## DIRECTIONS FOR THIS TASK
Without including any pictures, write out all the entries exactly.

□ □ □ □

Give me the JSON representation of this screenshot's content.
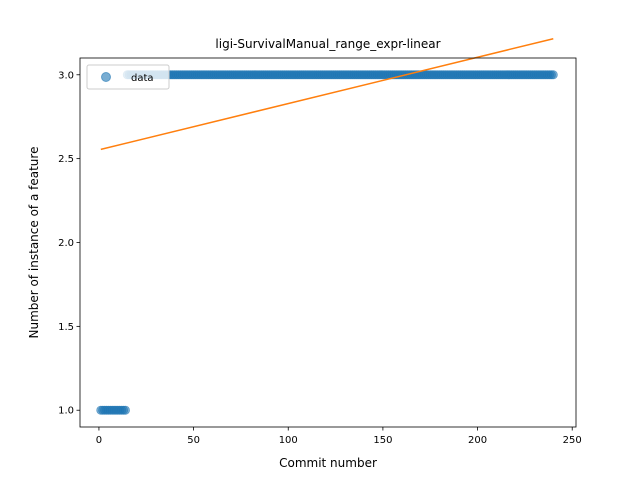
{
  "chart_data": {
    "type": "scatter",
    "title": "ligi-SurvivalManual_range_expr-linear",
    "xlabel": "Commit number",
    "ylabel": "Number of instance of a feature",
    "xlim": [
      -10,
      252
    ],
    "ylim": [
      0.9,
      3.1
    ],
    "xticks": [
      0,
      50,
      100,
      150,
      200,
      250
    ],
    "yticks": [
      1.0,
      1.5,
      2.0,
      2.5,
      3.0
    ],
    "xtick_labels": [
      "0",
      "50",
      "100",
      "150",
      "200",
      "250"
    ],
    "ytick_labels": [
      "1.0",
      "1.5",
      "2.0",
      "2.5",
      "3.0"
    ],
    "grid": false,
    "legend": {
      "position": "top-left",
      "entries": [
        "data"
      ]
    },
    "series": [
      {
        "name": "data",
        "kind": "scatter",
        "color": "#1f77b4",
        "alpha": 0.6,
        "segments": [
          {
            "x_start": 1,
            "x_end": 14,
            "y": 1.0
          },
          {
            "x_start": 15,
            "x_end": 240,
            "y": 3.0
          }
        ]
      },
      {
        "kind": "line",
        "color": "#ff7f0e",
        "points": [
          [
            1,
            2.555
          ],
          [
            240,
            3.215
          ]
        ]
      }
    ]
  }
}
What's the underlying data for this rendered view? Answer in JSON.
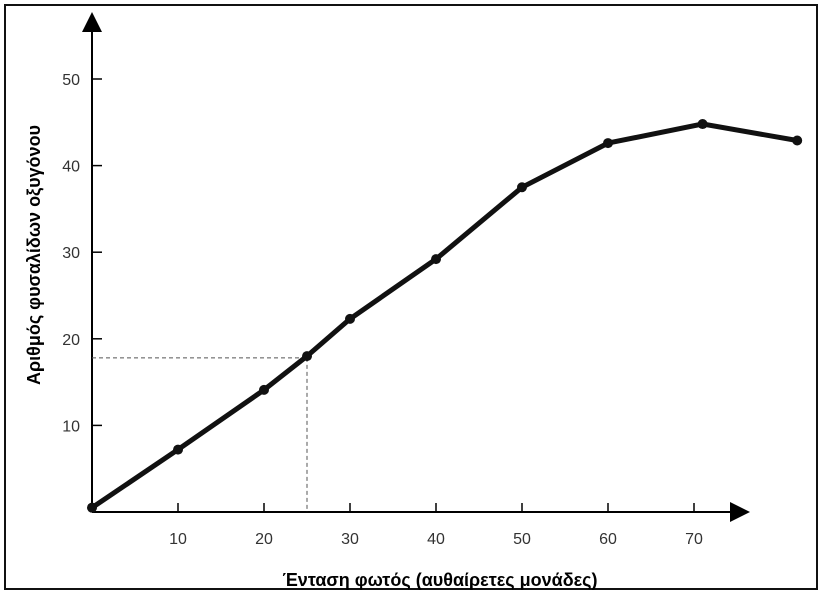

□ □ □ □

## THE SOLUTION
Give me the JSON representation of this screenshot's content.
{
  "chart_data": {
    "type": "scatter",
    "title": "ligi-SurvivalManual_range_expr-linear",
    "xlabel": "Commit number",
    "ylabel": "Number of instance of a feature",
    "xlim": [
      -10,
      252
    ],
    "ylim": [
      0.9,
      3.1
    ],
    "xticks": [
      0,
      50,
      100,
      150,
      200,
      250
    ],
    "yticks": [
      1.0,
      1.5,
      2.0,
      2.5,
      3.0
    ],
    "xtick_labels": [
      "0",
      "50",
      "100",
      "150",
      "200",
      "250"
    ],
    "ytick_labels": [
      "1.0",
      "1.5",
      "2.0",
      "2.5",
      "3.0"
    ],
    "grid": false,
    "legend": {
      "position": "top-left",
      "entries": [
        "data"
      ]
    },
    "series": [
      {
        "name": "data",
        "kind": "scatter",
        "color": "#1f77b4",
        "alpha": 0.6,
        "segments": [
          {
            "x_start": 1,
            "x_end": 14,
            "y": 1.0
          },
          {
            "x_start": 15,
            "x_end": 240,
            "y": 3.0
          }
        ]
      },
      {
        "kind": "line",
        "color": "#ff7f0e",
        "points": [
          [
            1,
            2.555
          ],
          [
            240,
            3.215
          ]
        ]
      }
    ]
  }
}
What's the underlying data for this rendered view? Answer in JSON.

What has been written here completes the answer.